(Box coordinate listings)
• • •
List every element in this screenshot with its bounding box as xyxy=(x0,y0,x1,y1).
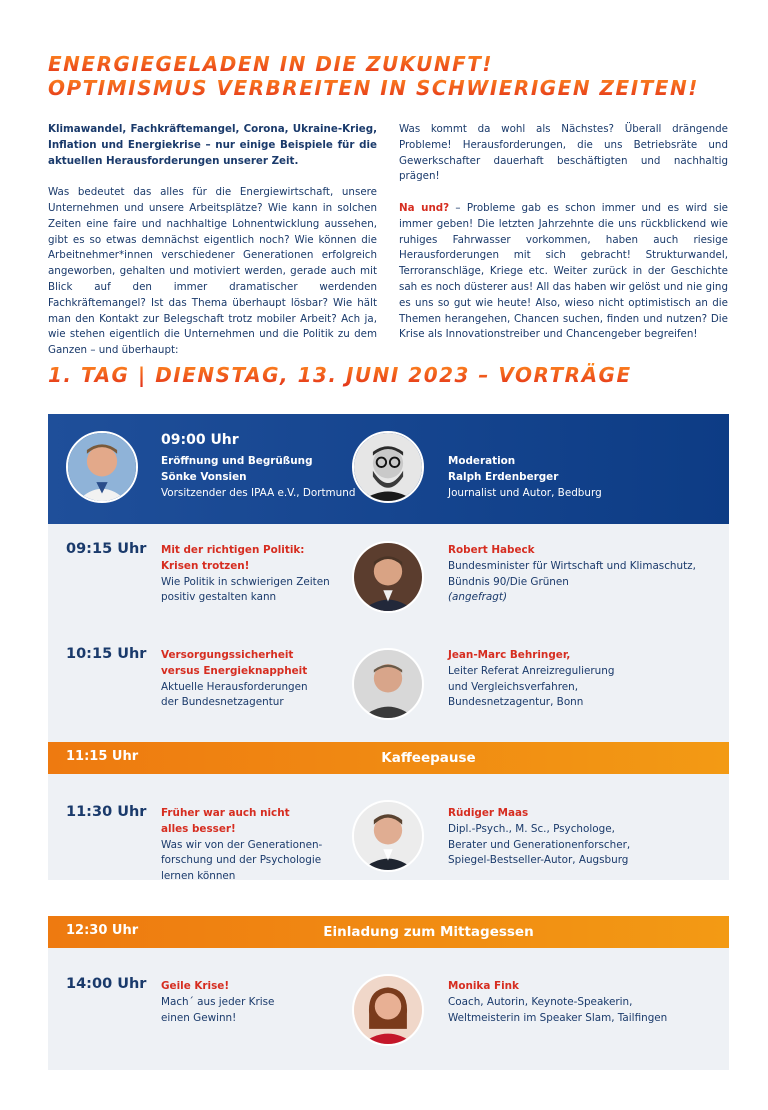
speaker-role-line: Dipl.-Psych., M. Sc., Psychologe, xyxy=(448,822,615,835)
talk-title-line: versus Energieknappheit xyxy=(161,664,308,677)
moderation-details xyxy=(448,454,602,501)
talk-topic xyxy=(161,806,346,885)
schedule-row-opening xyxy=(48,414,729,524)
schedule-row-talk-2 xyxy=(48,636,729,742)
talk-title-line: alles besser! xyxy=(161,822,236,835)
intro-column-right xyxy=(399,122,728,375)
break-time: 11:15 Uhr xyxy=(66,749,139,764)
talk-title-line: Geile Krise! xyxy=(161,980,230,992)
talk-title-line: Mit der richtigen Politik: xyxy=(161,544,305,556)
speaker-role-line: Spiegel-Bestseller-Autor, Augsburg xyxy=(448,854,629,867)
speaker-role-line: Berater und Generationenforscher, xyxy=(448,838,631,851)
intro-text xyxy=(48,122,728,375)
speaker-details xyxy=(448,806,718,869)
talk-title-line: Versorgungssicherheit xyxy=(161,649,294,661)
speaker-details xyxy=(448,979,718,1026)
speaker-role-line: Coach, Autorin, Keynote-Speakerin, xyxy=(448,995,633,1008)
break-label: Einladung zum Mittagessen xyxy=(323,924,534,940)
talk-description-line: Was wir von der Generationen- xyxy=(161,838,323,851)
avatar-robert-habeck xyxy=(352,541,424,613)
moderator-name: Ralph Erdenberger xyxy=(448,470,559,483)
speaker-role-line: Weltmeisterin im Speaker Slam, Tailfingen xyxy=(448,1011,668,1024)
speaker-details xyxy=(448,648,718,711)
speaker-role-line: Leiter Referat Anreizregulierung xyxy=(448,664,615,677)
schedule-row-talk-3 xyxy=(48,774,729,883)
speaker-role-line: und Vergleichsverfahren, xyxy=(448,680,579,693)
talk-topic xyxy=(161,648,346,711)
opening-speaker-name: Sönke Vonsien xyxy=(161,470,247,483)
intro-paragraph-3 xyxy=(399,201,728,343)
intro-paragraph-2: Was kommt da wohl als Nächstes? Überall drängende Probleme! Herausforderungen, die uns Betriebsräte und Gewerkschafter dauerhaft beschäftigten und nachhaltig prägen! xyxy=(399,123,728,183)
avatar-jean-marc-behringer xyxy=(352,648,424,720)
speaker-details xyxy=(448,543,718,606)
schedule-row-lunch xyxy=(48,916,729,948)
talk-topic xyxy=(161,979,346,1026)
talk-time: 09:15 Uhr xyxy=(66,541,147,557)
avatar-monika-fink xyxy=(352,974,424,1046)
talk-description-line: Wie Politik in schwierigen Zeiten xyxy=(161,575,330,588)
speaker-note: (angefragt) xyxy=(448,591,508,604)
talk-time: 11:30 Uhr xyxy=(66,804,147,820)
talk-description-line: Aktuelle Herausforderungen xyxy=(161,680,308,693)
opening-time: 09:00 Uhr xyxy=(161,432,239,448)
talk-topic xyxy=(161,543,346,606)
moderator-role: Journalist und Autor, Bedburg xyxy=(448,486,602,499)
talk-description-line: forschung und der Psychologie xyxy=(161,854,322,867)
talk-description-line: lernen können xyxy=(161,870,236,883)
intro-lead: Klimawandel, Fachkräftemangel, Corona, Ukraine-Krieg, Inflation und Energiekrise – nur einige Beispiele für die aktuellen Herausforderungen unserer Zeit. xyxy=(48,123,377,167)
talk-description-line: der Bundesnetzagentur xyxy=(161,696,284,709)
intro-column-left xyxy=(48,122,377,375)
schedule-row-talk-1 xyxy=(48,524,729,636)
talk-title-line: Früher war auch nicht xyxy=(161,807,290,819)
headline-line-2: OPTIMISMUS VERBREITEN IN SCHWIERIGEN ZEITEN! xyxy=(48,76,728,100)
talk-description-line: positiv gestalten kann xyxy=(161,591,277,604)
talk-description-line: einen Gewinn! xyxy=(161,1011,237,1024)
moderation-label: Moderation xyxy=(448,455,516,467)
day-title: 1. TAG | DIENSTAG, 13. JUNI 2023 – VORTRÄGE xyxy=(48,363,632,387)
intro-paragraph-1: Was bedeutet das alles für die Energiewirtschaft, unsere Unternehmen und unsere Arbeitsplätze? Wie kann in solchen Zeiten eine faire und nachhaltige Lohnentwicklung aussehen, gibt es so etwas demnächst eigentlich noch? Wie können die Arbeitnehmer*innen verschiedener Generationen erfolgreich angeworben, gehalten und motiviert werden, gerade auch mit Blick auf den immer dramatischer werdenden Fachkräftemangel? Ist das Thema überhaupt lösbar? Wie hält man den Kontakt zur Belegschaft trotz mobiler Arbeit? Ach ja, wie stehen eigentlich die Unternehmen und die Politik zu dem Ganzen – und überhaupt: xyxy=(48,186,377,357)
headline xyxy=(48,52,728,100)
speaker-role-line: Bündnis 90/Die Grünen xyxy=(448,575,569,588)
avatar-soenke-vonsien xyxy=(66,431,138,503)
speaker-name: Jean-Marc Behringer, xyxy=(448,649,571,661)
speaker-role-line: Bundesminister für Wirtschaft und Klimaschutz, xyxy=(448,559,696,572)
talk-title-line: Krisen trotzen! xyxy=(161,559,250,572)
speaker-name: Robert Habeck xyxy=(448,544,535,556)
schedule-row-coffee-break xyxy=(48,742,729,774)
opening-speaker-role: Vorsitzender des IPAA e.V., Dortmund xyxy=(161,486,356,499)
speaker-name: Rüdiger Maas xyxy=(448,807,529,819)
speaker-role-line: Bundesnetzagentur, Bonn xyxy=(448,696,584,709)
speaker-name: Monika Fink xyxy=(448,980,519,992)
break-label: Kaffeepause xyxy=(381,750,476,766)
avatar-ralph-erdenberger xyxy=(352,431,424,503)
break-time: 12:30 Uhr xyxy=(66,923,139,938)
intro-paragraph-3-text: – Probleme gab es schon immer und es wird sie immer geben! Die letzten Jahrzehnte die uns rückblickend wie ruhiges Fahrwasser vorkommen, haben auch riesige Herausforderungen mit sich gebracht! Strukturwandel, Terroranschläge, Kriege etc. Weiter zurück in der Geschichte sah es noch düsterer aus! All das haben wir gelöst und nie ging es uns so gut wie heute! Also, wieso nicht optimistisch an die Themen herangehen, Chancen suchen, finden und nutzen? Die Krise als Innovationstreiber und Chancengeber begreifen! xyxy=(399,201,729,341)
opening-details xyxy=(161,454,355,501)
opening-title: Eröffnung und Begrüßung xyxy=(161,455,313,467)
talk-time: 10:15 Uhr xyxy=(66,646,147,662)
talk-time: 14:00 Uhr xyxy=(66,976,147,992)
avatar-ruediger-maas xyxy=(352,800,424,872)
talk-description-line: Mach´ aus jeder Krise xyxy=(161,995,275,1008)
intro-highlight: Na und? xyxy=(399,201,450,214)
schedule xyxy=(48,414,729,1070)
headline-line-1: ENERGIEGELADEN IN DIE ZUKUNFT! xyxy=(48,52,728,76)
schedule-row-talk-4 xyxy=(48,948,729,1070)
• • •
§ Work to do: Switch "speaker-role-line" to "speaker-info-line" everywhere in the rows above and copy them again with nothing else changed. Leave the pictures out of your answer.

§ Result:
List every element in this screenshot with its bounding box as xyxy=(x0,y0,x1,y1).
speaker-info-line: Dipl.-Psych., M. Sc., Psychologe, xyxy=(448,822,615,835)
talk-title-line: versus Energieknappheit xyxy=(161,664,308,677)
moderation-details xyxy=(448,454,602,501)
talk-topic xyxy=(161,806,346,885)
schedule-row-opening xyxy=(48,414,729,524)
schedule-row-talk-2 xyxy=(48,636,729,742)
talk-title-line: alles besser! xyxy=(161,822,236,835)
intro-column-right xyxy=(399,122,728,375)
break-time: 11:15 Uhr xyxy=(66,749,139,764)
talk-title-line: Geile Krise! xyxy=(161,980,230,992)
talk-title-line: Mit der richtigen Politik: xyxy=(161,544,305,556)
speaker-info-line: Spiegel-Bestseller-Autor, Augsburg xyxy=(448,854,629,867)
speaker-info-line: Berater und Generationenforscher, xyxy=(448,838,631,851)
intro-text xyxy=(48,122,728,375)
speaker-details xyxy=(448,806,718,869)
talk-title-line: Versorgungssicherheit xyxy=(161,649,294,661)
speaker-details xyxy=(448,979,718,1026)
speaker-info-line: Coach, Autorin, Keynote-Speakerin, xyxy=(448,995,633,1008)
break-label: Einladung zum Mittagessen xyxy=(323,924,534,940)
talk-description-line: Was wir von der Generationen- xyxy=(161,838,323,851)
avatar-robert-habeck xyxy=(352,541,424,613)
moderator-name: Ralph Erdenberger xyxy=(448,470,559,483)
speaker-info-line: Weltmeisterin im Speaker Slam, Tailfingen xyxy=(448,1011,668,1024)
speaker-details xyxy=(448,648,718,711)
speaker-info-line: Leiter Referat Anreizregulierung xyxy=(448,664,615,677)
schedule-row-talk-3 xyxy=(48,774,729,883)
speaker-info-line: und Vergleichsverfahren, xyxy=(448,680,579,693)
talk-topic xyxy=(161,648,346,711)
opening-speaker-name: Sönke Vonsien xyxy=(161,470,247,483)
intro-paragraph-3 xyxy=(399,201,728,343)
intro-paragraph-2: Was kommt da wohl als Nächstes? Überall drängende Probleme! Herausforderungen, die uns Betriebsräte und Gewerkschafter dauerhaft beschäftigten und nachhaltig prägen! xyxy=(399,123,728,183)
avatar-jean-marc-behringer xyxy=(352,648,424,720)
speaker-details xyxy=(448,543,718,606)
schedule-row-lunch xyxy=(48,916,729,948)
talk-topic xyxy=(161,979,346,1026)
talk-time: 09:15 Uhr xyxy=(66,541,147,557)
avatar-monika-fink xyxy=(352,974,424,1046)
talk-description-line: Wie Politik in schwierigen Zeiten xyxy=(161,575,330,588)
speaker-note: (angefragt) xyxy=(448,591,508,604)
talk-time: 11:30 Uhr xyxy=(66,804,147,820)
talk-description-line: Aktuelle Herausforderungen xyxy=(161,680,308,693)
opening-time: 09:00 Uhr xyxy=(161,432,239,448)
talk-topic xyxy=(161,543,346,606)
moderator-role: Journalist und Autor, Bedburg xyxy=(448,486,602,499)
talk-description-line: forschung und der Psychologie xyxy=(161,854,322,867)
talk-description-line: lernen können xyxy=(161,870,236,883)
intro-lead: Klimawandel, Fachkräftemangel, Corona, Ukraine-Krieg, Inflation und Energiekrise – nur einige Beispiele für die aktuellen Herausforderungen unserer Zeit. xyxy=(48,123,377,167)
talk-description-line: der Bundesnetzagentur xyxy=(161,696,284,709)
intro-column-left xyxy=(48,122,377,375)
schedule-row-talk-1 xyxy=(48,524,729,636)
talk-title-line: Früher war auch nicht xyxy=(161,807,290,819)
headline-line-2: OPTIMISMUS VERBREITEN IN SCHWIERIGEN ZEITEN! xyxy=(48,76,728,100)
talk-description-line: positiv gestalten kann xyxy=(161,591,277,604)
talk-description-line: einen Gewinn! xyxy=(161,1011,237,1024)
moderation-label: Moderation xyxy=(448,455,516,467)
day-title: 1. TAG | DIENSTAG, 13. JUNI 2023 – VORTRÄGE xyxy=(48,363,632,387)
intro-paragraph-1: Was bedeutet das alles für die Energiewirtschaft, unsere Unternehmen und unsere Arbeitsplätze? Wie kann in solchen Zeiten eine faire und nachhaltige Lohnentwicklung aussehen, gibt es so etwas demnächst eigentlich noch? Wie können die Arbeitnehmer*innen verschiedener Generationen erfolgreich angeworben, gehalten und motiviert werden, gerade auch mit Blick auf den immer dramatischer werdenden Fachkräftemangel? Ist das Thema überhaupt lösbar? Wie hält man den Kontakt zur Belegschaft trotz mobiler Arbeit? Ach ja, wie stehen eigentlich die Unternehmen und die Politik zu dem Ganzen – und überhaupt: xyxy=(48,186,377,357)
headline xyxy=(48,52,728,100)
speaker-info-line: Bündnis 90/Die Grünen xyxy=(448,575,569,588)
avatar-soenke-vonsien xyxy=(66,431,138,503)
speaker-name: Jean-Marc Behringer, xyxy=(448,649,571,661)
speaker-info-line: Bundesminister für Wirtschaft und Klimaschutz, xyxy=(448,559,696,572)
talk-title-line: Krisen trotzen! xyxy=(161,559,250,572)
speaker-name: Robert Habeck xyxy=(448,544,535,556)
schedule-row-coffee-break xyxy=(48,742,729,774)
opening-speaker-role: Vorsitzender des IPAA e.V., Dortmund xyxy=(161,486,356,499)
speaker-name: Rüdiger Maas xyxy=(448,807,529,819)
speaker-info-line: Bundesnetzagentur, Bonn xyxy=(448,696,584,709)
speaker-name: Monika Fink xyxy=(448,980,519,992)
break-label: Kaffeepause xyxy=(381,750,476,766)
avatar-ralph-erdenberger xyxy=(352,431,424,503)
break-time: 12:30 Uhr xyxy=(66,923,139,938)
intro-paragraph-3-text: – Probleme gab es schon immer und es wird sie immer geben! Die letzten Jahrzehnte die uns rückblickend wie ruhiges Fahrwasser vorkommen, haben auch riesige Herausforderungen mit sich gebracht! Strukturwandel, Terroranschläge, Kriege etc. Weiter zurück in der Geschichte sah es noch düsterer aus! All das haben wir gelöst und nie ging es uns so gut wie heute! Also, wieso nicht optimistisch an die Themen herangehen, Chancen suchen, finden und nutzen? Die Krise als Innovationstreiber und Chancengeber begreifen! xyxy=(399,201,729,341)
opening-details xyxy=(161,454,355,501)
opening-title: Eröffnung und Begrüßung xyxy=(161,455,313,467)
talk-time: 10:15 Uhr xyxy=(66,646,147,662)
talk-time: 14:00 Uhr xyxy=(66,976,147,992)
avatar-ruediger-maas xyxy=(352,800,424,872)
talk-description-line: Mach´ aus jeder Krise xyxy=(161,995,275,1008)
intro-highlight: Na und? xyxy=(399,201,450,214)
schedule xyxy=(48,414,729,1070)
headline-line-1: ENERGIEGELADEN IN DIE ZUKUNFT! xyxy=(48,52,728,76)
schedule-row-talk-4 xyxy=(48,948,729,1070)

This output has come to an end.